- Your objective:
Without the images, write out all of the following entries exactly.

Data records:
○ ○ ○

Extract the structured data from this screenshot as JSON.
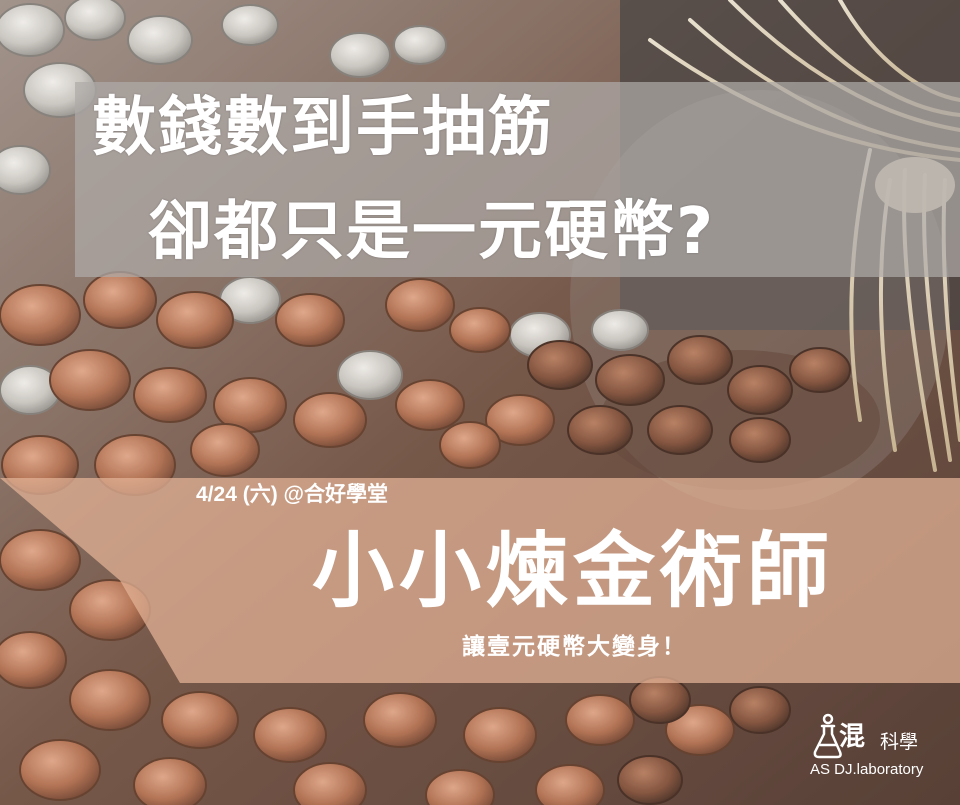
{
  "headline": {
    "line1": "數錢數到手抽筋",
    "line2": "卻都只是一元硬幣?"
  },
  "event": {
    "date_venue": "4/24 (六) @合好學堂",
    "title": "小小煉金術師",
    "subtitle": "讓壹元硬幣大變身！"
  },
  "logo": {
    "word": "混",
    "science": "科學",
    "english": "AS DJ.laboratory"
  },
  "icons": {
    "logo_mark": "flask-person-icon",
    "background": "pile-of-coins-photo"
  },
  "colors": {
    "text": "#ffffff",
    "band_top": "#afaaa8",
    "band_bottom": "#e2b296",
    "coin_copper": "#b06a48"
  }
}
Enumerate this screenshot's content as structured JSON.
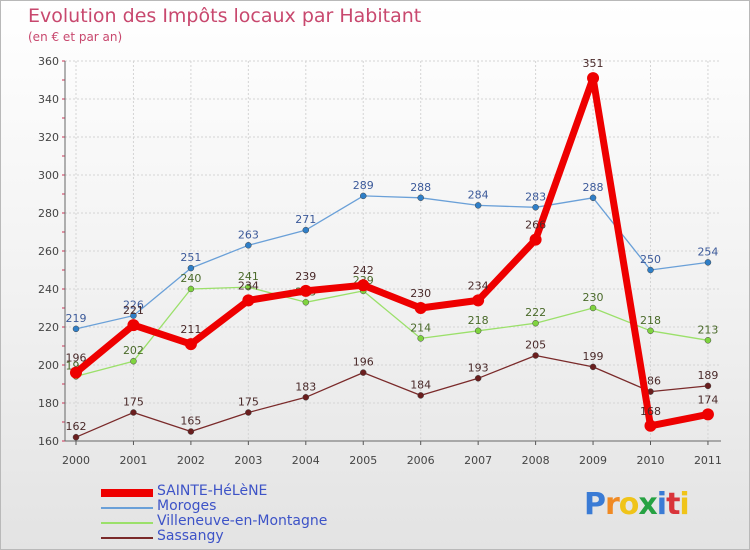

○ ○ ○

- Solution:
Extract the structured data from this screenshot as JSON.
{
  "headline": {
    "line1": "數錢數到手抽筋",
    "line2": "卻都只是一元硬幣?"
  },
  "event": {
    "date_venue": "4/24 (六) @合好學堂",
    "title": "小小煉金術師",
    "subtitle": "讓壹元硬幣大變身！"
  },
  "logo": {
    "word": "混",
    "science": "科學",
    "english": "AS DJ.laboratory"
  },
  "icons": {
    "logo_mark": "flask-person-icon",
    "background": "pile-of-coins-photo"
  },
  "colors": {
    "text": "#ffffff",
    "band_top": "#afaaa8",
    "band_bottom": "#e2b296",
    "coin_copper": "#b06a48"
  }
}
Enumerate this screenshot's content as structured JSON.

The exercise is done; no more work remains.